▶ **Aim**
Print out each entry below exactly, please.

[START OF Material for the task]

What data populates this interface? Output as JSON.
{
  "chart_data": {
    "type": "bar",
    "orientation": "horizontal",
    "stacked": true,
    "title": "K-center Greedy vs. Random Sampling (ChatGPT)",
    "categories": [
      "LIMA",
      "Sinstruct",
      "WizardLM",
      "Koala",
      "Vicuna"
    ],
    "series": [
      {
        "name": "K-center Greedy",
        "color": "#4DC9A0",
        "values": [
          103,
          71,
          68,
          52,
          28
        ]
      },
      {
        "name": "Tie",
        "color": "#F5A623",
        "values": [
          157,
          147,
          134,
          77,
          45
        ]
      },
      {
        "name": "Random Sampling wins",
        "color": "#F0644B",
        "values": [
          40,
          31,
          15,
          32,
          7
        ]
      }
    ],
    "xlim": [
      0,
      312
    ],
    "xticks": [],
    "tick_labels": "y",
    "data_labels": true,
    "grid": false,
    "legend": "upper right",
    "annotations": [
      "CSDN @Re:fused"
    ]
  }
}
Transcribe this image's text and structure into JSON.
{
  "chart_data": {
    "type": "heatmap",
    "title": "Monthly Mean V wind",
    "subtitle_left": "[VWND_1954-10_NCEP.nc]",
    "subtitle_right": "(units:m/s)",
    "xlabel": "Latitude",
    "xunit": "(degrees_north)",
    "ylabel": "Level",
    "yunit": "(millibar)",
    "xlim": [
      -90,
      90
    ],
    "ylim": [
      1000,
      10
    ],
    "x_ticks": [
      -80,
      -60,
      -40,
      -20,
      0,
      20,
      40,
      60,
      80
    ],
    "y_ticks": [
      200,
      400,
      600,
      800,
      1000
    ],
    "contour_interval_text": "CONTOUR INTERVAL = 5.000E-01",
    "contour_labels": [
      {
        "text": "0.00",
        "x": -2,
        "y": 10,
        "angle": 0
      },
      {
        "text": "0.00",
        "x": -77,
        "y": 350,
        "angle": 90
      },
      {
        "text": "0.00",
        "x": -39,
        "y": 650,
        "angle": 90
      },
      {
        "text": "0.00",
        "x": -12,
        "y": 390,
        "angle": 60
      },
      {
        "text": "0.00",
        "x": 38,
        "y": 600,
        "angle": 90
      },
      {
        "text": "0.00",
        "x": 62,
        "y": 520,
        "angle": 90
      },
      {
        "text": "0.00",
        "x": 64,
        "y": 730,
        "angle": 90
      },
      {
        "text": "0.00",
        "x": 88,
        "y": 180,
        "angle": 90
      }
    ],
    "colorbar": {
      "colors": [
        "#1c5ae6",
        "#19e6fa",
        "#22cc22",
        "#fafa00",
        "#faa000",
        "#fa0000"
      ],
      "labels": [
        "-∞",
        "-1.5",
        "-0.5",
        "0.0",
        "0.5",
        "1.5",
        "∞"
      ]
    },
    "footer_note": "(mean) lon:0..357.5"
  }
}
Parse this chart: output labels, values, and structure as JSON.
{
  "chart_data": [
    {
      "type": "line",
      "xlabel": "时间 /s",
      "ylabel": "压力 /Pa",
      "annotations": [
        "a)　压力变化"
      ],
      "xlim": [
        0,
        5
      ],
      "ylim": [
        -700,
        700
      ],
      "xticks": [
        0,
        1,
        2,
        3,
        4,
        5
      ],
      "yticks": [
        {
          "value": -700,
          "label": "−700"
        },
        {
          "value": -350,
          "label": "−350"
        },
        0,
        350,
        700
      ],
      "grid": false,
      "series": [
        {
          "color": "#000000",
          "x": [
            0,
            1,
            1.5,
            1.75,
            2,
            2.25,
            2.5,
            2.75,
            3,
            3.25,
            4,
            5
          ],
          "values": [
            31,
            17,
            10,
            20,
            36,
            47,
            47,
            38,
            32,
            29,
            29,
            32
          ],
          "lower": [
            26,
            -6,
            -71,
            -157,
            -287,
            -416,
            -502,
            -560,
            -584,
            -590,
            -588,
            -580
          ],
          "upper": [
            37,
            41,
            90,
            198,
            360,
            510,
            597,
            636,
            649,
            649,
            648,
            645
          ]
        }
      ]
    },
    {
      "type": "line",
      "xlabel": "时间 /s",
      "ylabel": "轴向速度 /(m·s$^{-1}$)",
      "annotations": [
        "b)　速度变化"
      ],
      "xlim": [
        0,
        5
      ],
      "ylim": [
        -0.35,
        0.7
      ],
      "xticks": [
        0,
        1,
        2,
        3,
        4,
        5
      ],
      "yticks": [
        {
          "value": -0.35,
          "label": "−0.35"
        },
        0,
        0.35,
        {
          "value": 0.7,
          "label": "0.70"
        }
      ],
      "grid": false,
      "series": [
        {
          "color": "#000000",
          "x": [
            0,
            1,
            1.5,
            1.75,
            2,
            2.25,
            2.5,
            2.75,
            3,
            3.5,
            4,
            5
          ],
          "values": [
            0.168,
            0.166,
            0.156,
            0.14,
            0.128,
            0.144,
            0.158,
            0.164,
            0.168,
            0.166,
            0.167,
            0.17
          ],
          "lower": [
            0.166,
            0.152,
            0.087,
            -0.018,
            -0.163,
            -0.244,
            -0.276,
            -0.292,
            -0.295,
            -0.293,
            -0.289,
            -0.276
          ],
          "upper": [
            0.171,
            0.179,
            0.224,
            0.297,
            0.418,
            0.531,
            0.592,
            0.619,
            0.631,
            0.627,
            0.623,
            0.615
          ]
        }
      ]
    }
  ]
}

[END OF Material for the task]

▶ **Full output**
What data populates this interface? Output as JSON.
{
  "chart_data": {
    "type": "bar",
    "orientation": "horizontal",
    "stacked": true,
    "title": "K-center Greedy vs. Random Sampling (ChatGPT)",
    "categories": [
      "LIMA",
      "Sinstruct",
      "WizardLM",
      "Koala",
      "Vicuna"
    ],
    "series": [
      {
        "name": "K-center Greedy",
        "color": "#4DC9A0",
        "values": [
          103,
          71,
          68,
          52,
          28
        ]
      },
      {
        "name": "Tie",
        "color": "#F5A623",
        "values": [
          157,
          147,
          134,
          77,
          45
        ]
      },
      {
        "name": "Random Sampling wins",
        "color": "#F0644B",
        "values": [
          40,
          31,
          15,
          32,
          7
        ]
      }
    ],
    "xlim": [
      0,
      312
    ],
    "xticks": [],
    "tick_labels": "y",
    "data_labels": true,
    "grid": false,
    "legend": "upper right",
    "annotations": [
      "CSDN @Re:fused"
    ]
  }
}
Transcribe this image's text and structure into JSON.
{
  "chart_data": {
    "type": "heatmap",
    "title": "Monthly Mean V wind",
    "subtitle_left": "[VWND_1954-10_NCEP.nc]",
    "subtitle_right": "(units:m/s)",
    "xlabel": "Latitude",
    "xunit": "(degrees_north)",
    "ylabel": "Level",
    "yunit": "(millibar)",
    "xlim": [
      -90,
      90
    ],
    "ylim": [
      1000,
      10
    ],
    "x_ticks": [
      -80,
      -60,
      -40,
      -20,
      0,
      20,
      40,
      60,
      80
    ],
    "y_ticks": [
      200,
      400,
      600,
      800,
      1000
    ],
    "contour_interval_text": "CONTOUR INTERVAL = 5.000E-01",
    "contour_labels": [
      {
        "text": "0.00",
        "x": -2,
        "y": 10,
        "angle": 0
      },
      {
        "text": "0.00",
        "x": -77,
        "y": 350,
        "angle": 90
      },
      {
        "text": "0.00",
        "x": -39,
        "y": 650,
        "angle": 90
      },
      {
        "text": "0.00",
        "x": -12,
        "y": 390,
        "angle": 60
      },
      {
        "text": "0.00",
        "x": 38,
        "y": 600,
        "angle": 90
      },
      {
        "text": "0.00",
        "x": 62,
        "y": 520,
        "angle": 90
      },
      {
        "text": "0.00",
        "x": 64,
        "y": 730,
        "angle": 90
      },
      {
        "text": "0.00",
        "x": 88,
        "y": 180,
        "angle": 90
      }
    ],
    "colorbar": {
      "colors": [
        "#1c5ae6",
        "#19e6fa",
        "#22cc22",
        "#fafa00",
        "#faa000",
        "#fa0000"
      ],
      "labels": [
        "-∞",
        "-1.5",
        "-0.5",
        "0.0",
        "0.5",
        "1.5",
        "∞"
      ]
    },
    "footer_note": "(mean) lon:0..357.5"
  }
}
Parse this chart: output labels, values, and structure as JSON.
{
  "chart_data": [
    {
      "type": "line",
      "xlabel": "时间 /s",
      "ylabel": "压力 /Pa",
      "annotations": [
        "a)　压力变化"
      ],
      "xlim": [
        0,
        5
      ],
      "ylim": [
        -700,
        700
      ],
      "xticks": [
        0,
        1,
        2,
        3,
        4,
        5
      ],
      "yticks": [
        {
          "value": -700,
          "label": "−700"
        },
        {
          "value": -350,
          "label": "−350"
        },
        0,
        350,
        700
      ],
      "grid": false,
      "series": [
        {
          "color": "#000000",
          "x": [
            0,
            1,
            1.5,
            1.75,
            2,
            2.25,
            2.5,
            2.75,
            3,
            3.25,
            4,
            5
          ],
          "values": [
            31,
            17,
            10,
            20,
            36,
            47,
            47,
            38,
            32,
            29,
            29,
            32
          ],
          "lower": [
            26,
            -6,
            -71,
            -157,
            -287,
            -416,
            -502,
            -560,
            -584,
            -590,
            -588,
            -580
          ],
          "upper": [
            37,
            41,
            90,
            198,
            360,
            510,
            597,
            636,
            649,
            649,
            648,
            645
          ]
        }
      ]
    },
    {
      "type": "line",
      "xlabel": "时间 /s",
      "ylabel": "轴向速度 /(m·s$^{-1}$)",
      "annotations": [
        "b)　速度变化"
      ],
      "xlim": [
        0,
        5
      ],
      "ylim": [
        -0.35,
        0.7
      ],
      "xticks": [
        0,
        1,
        2,
        3,
        4,
        5
      ],
      "yticks": [
        {
          "value": -0.35,
          "label": "−0.35"
        },
        0,
        0.35,
        {
          "value": 0.7,
          "label": "0.70"
        }
      ],
      "grid": false,
      "series": [
        {
          "color": "#000000",
          "x": [
            0,
            1,
            1.5,
            1.75,
            2,
            2.25,
            2.5,
            2.75,
            3,
            3.5,
            4,
            5
          ],
          "values": [
            0.168,
            0.166,
            0.156,
            0.14,
            0.128,
            0.144,
            0.158,
            0.164,
            0.168,
            0.166,
            0.167,
            0.17
          ],
          "lower": [
            0.166,
            0.152,
            0.087,
            -0.018,
            -0.163,
            -0.244,
            -0.276,
            -0.292,
            -0.295,
            -0.293,
            -0.289,
            -0.276
          ],
          "upper": [
            0.171,
            0.179,
            0.224,
            0.297,
            0.418,
            0.531,
            0.592,
            0.619,
            0.631,
            0.627,
            0.623,
            0.615
          ]
        }
      ]
    }
  ]
}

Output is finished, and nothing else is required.